Retype the listing below line for line, with every character kept as it is, and leave out the pictures.

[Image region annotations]
+---+

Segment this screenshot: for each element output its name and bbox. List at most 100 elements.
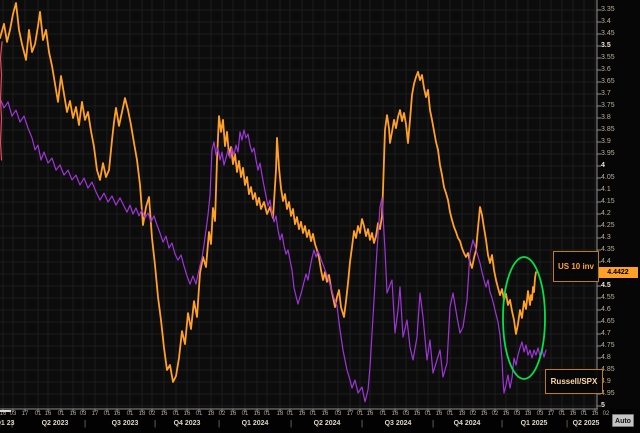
x-tick-label: 03 xyxy=(79,411,87,417)
last-value-tag: 4.4422 xyxy=(598,267,638,278)
quarter-label: Q3 2023 xyxy=(111,420,139,427)
x-tick-label: 16 xyxy=(160,411,168,417)
quarter-separator: | xyxy=(289,419,293,428)
y-tick-label: 3.7 xyxy=(601,90,611,97)
x-tick-label: 01 xyxy=(195,411,203,417)
y-tick-label: 4.5 xyxy=(601,282,611,289)
series-line-us-10-inv xyxy=(0,2,537,383)
x-tick-label: 16 xyxy=(435,411,443,417)
x-tick-label: 03 xyxy=(536,411,544,417)
x-tick-label: 01 xyxy=(263,411,271,417)
y-tick-label: 4.85 xyxy=(601,366,615,373)
y-tick-label: 4.9 xyxy=(601,378,611,385)
quarter-label: Q4 2024 xyxy=(453,420,481,427)
y-tick-label: 3.5 xyxy=(601,42,611,49)
x-tick-label: 02 xyxy=(218,411,226,417)
x-tick-label: 16 xyxy=(183,411,191,417)
quarter-separator: | xyxy=(10,419,14,428)
x-tick-label: 02 xyxy=(602,411,610,417)
quarter-label: Q1 2025 xyxy=(520,420,548,427)
y-tick-label: 4 xyxy=(601,162,605,169)
y-tick-label: 3.4 xyxy=(601,18,611,25)
y-tick-label: 4.2 xyxy=(601,210,611,217)
x-tick-label: 01 xyxy=(57,411,65,417)
x-tick-label: 18 xyxy=(207,411,215,417)
x-tick-label: 03 xyxy=(334,411,342,417)
x-tick-label: 17 xyxy=(547,411,555,417)
y-tick-label: 3.65 xyxy=(601,78,615,85)
quarter-separator: | xyxy=(565,419,569,428)
y-axis-column[interactable] xyxy=(597,0,640,433)
quarter-label: Q4 2023 xyxy=(173,420,201,427)
y-tick-label: 4.6 xyxy=(601,306,611,313)
x-tick-label: 16 xyxy=(413,411,421,417)
x-axis-band[interactable] xyxy=(0,409,640,433)
x-tick-label: 02 xyxy=(148,411,156,417)
x-tick-label: 16 xyxy=(69,411,77,417)
x-tick-label: 16 xyxy=(0,411,7,417)
x-tick-label: 18 xyxy=(458,411,466,417)
quarter-separator: | xyxy=(500,419,504,428)
x-tick-label: 18 xyxy=(138,411,146,417)
x-tick-label: 01 xyxy=(424,411,432,417)
y-tick-label: 4.3 xyxy=(601,234,611,241)
x-tick-label: 16 xyxy=(229,411,237,417)
x-tick-label: 01 xyxy=(558,411,566,417)
y-tick-label: 3.35 xyxy=(601,6,615,13)
y-tick-label: 4.65 xyxy=(601,318,615,325)
y-tick-label: 3.55 xyxy=(601,54,615,61)
x-tick-label: 02 xyxy=(491,411,499,417)
x-tick-label: 16 xyxy=(321,411,329,417)
quarter-separator: | xyxy=(431,419,435,428)
y-tick-label: 4.4 xyxy=(601,258,611,265)
y-tick-label: 4.75 xyxy=(601,342,615,349)
y-tick-label: 4.05 xyxy=(601,174,615,181)
x-tick-label: 16 xyxy=(569,411,577,417)
x-tick-label: 18 xyxy=(276,411,284,417)
x-tick-label: 03 xyxy=(402,411,410,417)
us10-annotation-label[interactable]: US 10 inv xyxy=(553,251,599,282)
y-tick-label: 3.9 xyxy=(601,138,611,145)
x-tick-label: 17 xyxy=(21,411,29,417)
quarter-label: Q2 2024 xyxy=(313,420,341,427)
russell-spx-annotation-label[interactable]: Russell/SPX xyxy=(545,369,603,394)
y-tick-label: 3.3 xyxy=(601,0,611,2)
x-tick-label: 17 xyxy=(91,411,99,417)
x-tick-label: 16 xyxy=(113,411,121,417)
y-tick-label: 4.35 xyxy=(601,246,615,253)
y-tick-label: 4.7 xyxy=(601,330,611,337)
x-tick-label: 16 xyxy=(502,411,510,417)
x-tick-label: 16 xyxy=(591,411,599,417)
quarter-label: Q1 2024 xyxy=(241,420,269,427)
x-tick-label: 18 xyxy=(524,411,532,417)
series-line-left-edge-fragment xyxy=(0,41,3,161)
x-tick-label: 16 xyxy=(391,411,399,417)
x-tick-label: 17 xyxy=(346,411,354,417)
x-tick-label: 01 xyxy=(172,411,180,417)
y-tick-label: 3.75 xyxy=(601,102,615,109)
auto-scale-button[interactable]: Auto xyxy=(612,414,634,427)
x-tick-label: 16 xyxy=(298,411,306,417)
x-tick-label: 01 xyxy=(446,411,454,417)
x-tick-label: 01 xyxy=(309,411,317,417)
y-tick-label: 4.8 xyxy=(601,354,611,361)
y-tick-label: 3.8 xyxy=(601,114,611,121)
y-tick-label: 4.1 xyxy=(601,186,611,193)
y-tick-label: 3.45 xyxy=(601,30,615,37)
axis-edge-marker xyxy=(0,410,11,412)
y-tick-label: 4.15 xyxy=(601,198,615,205)
quarter-label: Q2 2023 xyxy=(41,420,69,427)
x-tick-label: 01 xyxy=(286,411,294,417)
x-tick-label: 01 xyxy=(126,411,134,417)
y-tick-label: 3.6 xyxy=(601,66,611,73)
x-tick-label: 16 xyxy=(480,411,488,417)
y-tick-label: 3.85 xyxy=(601,126,615,133)
x-tick-label: 03 xyxy=(9,411,17,417)
x-tick-label: 01 xyxy=(103,411,111,417)
y-tick-label: 4.55 xyxy=(601,294,615,301)
x-tick-label: 03 xyxy=(513,411,521,417)
quarter-separator: | xyxy=(153,419,157,428)
x-tick-label: 01 xyxy=(241,411,249,417)
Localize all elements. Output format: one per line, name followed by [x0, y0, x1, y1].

+---+

*Solution below*
Segment this screenshot: for each element output its name and bbox. List at most 100 elements.
x-tick-label: 03 xyxy=(79,411,87,417)
last-value-tag: 4.4422 xyxy=(598,267,638,278)
quarter-label: Q3 2023 xyxy=(111,420,139,427)
x-tick-label: 16 xyxy=(160,411,168,417)
quarter-separator: | xyxy=(289,419,293,428)
y-tick-label: 3.7 xyxy=(601,90,611,97)
x-tick-label: 01 xyxy=(195,411,203,417)
y-tick-label: 4.5 xyxy=(601,282,611,289)
series-line-us-10-inv xyxy=(0,2,537,383)
x-tick-label: 16 xyxy=(435,411,443,417)
x-tick-label: 03 xyxy=(536,411,544,417)
x-tick-label: 01 xyxy=(263,411,271,417)
y-tick-label: 4.85 xyxy=(601,366,615,373)
y-tick-label: 4.9 xyxy=(601,378,611,385)
quarter-label: Q4 2024 xyxy=(453,420,481,427)
y-tick-label: 3.5 xyxy=(601,42,611,49)
x-tick-label: 02 xyxy=(218,411,226,417)
x-tick-label: 16 xyxy=(183,411,191,417)
quarter-separator: | xyxy=(10,419,14,428)
x-tick-label: 02 xyxy=(602,411,610,417)
quarter-label: Q1 2025 xyxy=(520,420,548,427)
y-tick-label: 4 xyxy=(601,162,605,169)
y-tick-label: 3.4 xyxy=(601,18,611,25)
y-tick-label: 4.2 xyxy=(601,210,611,217)
x-tick-label: 01 xyxy=(57,411,65,417)
x-tick-label: 18 xyxy=(207,411,215,417)
x-tick-label: 03 xyxy=(334,411,342,417)
x-tick-label: 17 xyxy=(547,411,555,417)
y-tick-label: 3.65 xyxy=(601,78,615,85)
quarter-separator: | xyxy=(565,419,569,428)
y-axis-column[interactable] xyxy=(597,0,640,433)
quarter-label: Q4 2023 xyxy=(173,420,201,427)
y-tick-label: 4.6 xyxy=(601,306,611,313)
x-tick-label: 16 xyxy=(413,411,421,417)
x-axis-band[interactable] xyxy=(0,409,640,433)
x-tick-label: 02 xyxy=(148,411,156,417)
x-tick-label: 16 xyxy=(69,411,77,417)
x-tick-label: 16 xyxy=(0,411,7,417)
x-tick-label: 18 xyxy=(458,411,466,417)
quarter-separator: | xyxy=(500,419,504,428)
x-tick-label: 18 xyxy=(138,411,146,417)
x-tick-label: 01 xyxy=(424,411,432,417)
y-tick-label: 4.3 xyxy=(601,234,611,241)
x-tick-label: 16 xyxy=(229,411,237,417)
x-tick-label: 01 xyxy=(558,411,566,417)
y-tick-label: 3.35 xyxy=(601,6,615,13)
y-tick-label: 4.65 xyxy=(601,318,615,325)
y-tick-label: 3.55 xyxy=(601,54,615,61)
x-tick-label: 02 xyxy=(491,411,499,417)
x-tick-label: 16 xyxy=(321,411,329,417)
quarter-separator: | xyxy=(431,419,435,428)
y-tick-label: 4.4 xyxy=(601,258,611,265)
y-tick-label: 4.75 xyxy=(601,342,615,349)
y-tick-label: 4.05 xyxy=(601,174,615,181)
x-tick-label: 16 xyxy=(569,411,577,417)
x-tick-label: 18 xyxy=(276,411,284,417)
x-tick-label: 03 xyxy=(402,411,410,417)
us10-annotation-label[interactable]: US 10 inv xyxy=(553,251,599,282)
y-tick-label: 3.9 xyxy=(601,138,611,145)
x-tick-label: 17 xyxy=(21,411,29,417)
quarter-label: Q2 2024 xyxy=(313,420,341,427)
russell-spx-annotation-label[interactable]: Russell/SPX xyxy=(545,369,603,394)
y-tick-label: 3.3 xyxy=(601,0,611,2)
x-tick-label: 17 xyxy=(91,411,99,417)
x-tick-label: 16 xyxy=(113,411,121,417)
y-tick-label: 4.35 xyxy=(601,246,615,253)
y-tick-label: 4.7 xyxy=(601,330,611,337)
x-tick-label: 16 xyxy=(502,411,510,417)
x-tick-label: 16 xyxy=(591,411,599,417)
quarter-label: Q1 2024 xyxy=(241,420,269,427)
x-tick-label: 18 xyxy=(524,411,532,417)
series-line-left-edge-fragment xyxy=(0,41,3,161)
x-tick-label: 16 xyxy=(391,411,399,417)
x-tick-label: 17 xyxy=(346,411,354,417)
x-tick-label: 01 xyxy=(172,411,180,417)
y-tick-label: 3.75 xyxy=(601,102,615,109)
auto-scale-button[interactable]: Auto xyxy=(612,414,634,427)
x-tick-label: 16 xyxy=(298,411,306,417)
x-tick-label: 01 xyxy=(446,411,454,417)
x-tick-label: 01 xyxy=(309,411,317,417)
y-tick-label: 4.8 xyxy=(601,354,611,361)
y-tick-label: 3.8 xyxy=(601,114,611,121)
y-tick-label: 4.1 xyxy=(601,186,611,193)
y-tick-label: 3.45 xyxy=(601,30,615,37)
axis-edge-marker xyxy=(0,410,11,412)
y-tick-label: 4.15 xyxy=(601,198,615,205)
quarter-label: Q2 2023 xyxy=(41,420,69,427)
x-tick-label: 01 xyxy=(286,411,294,417)
x-tick-label: 01 xyxy=(126,411,134,417)
y-tick-label: 3.6 xyxy=(601,66,611,73)
x-tick-label: 16 xyxy=(480,411,488,417)
y-tick-label: 3.85 xyxy=(601,126,615,133)
x-tick-label: 03 xyxy=(9,411,17,417)
x-tick-label: 01 xyxy=(103,411,111,417)
y-tick-label: 4.55 xyxy=(601,294,615,301)
x-tick-label: 03 xyxy=(513,411,521,417)
quarter-separator: | xyxy=(153,419,157,428)
x-tick-label: 01 xyxy=(241,411,249,417)
Localize all elements. Output format: one per line, name followed by [x0, y0, x1, y1].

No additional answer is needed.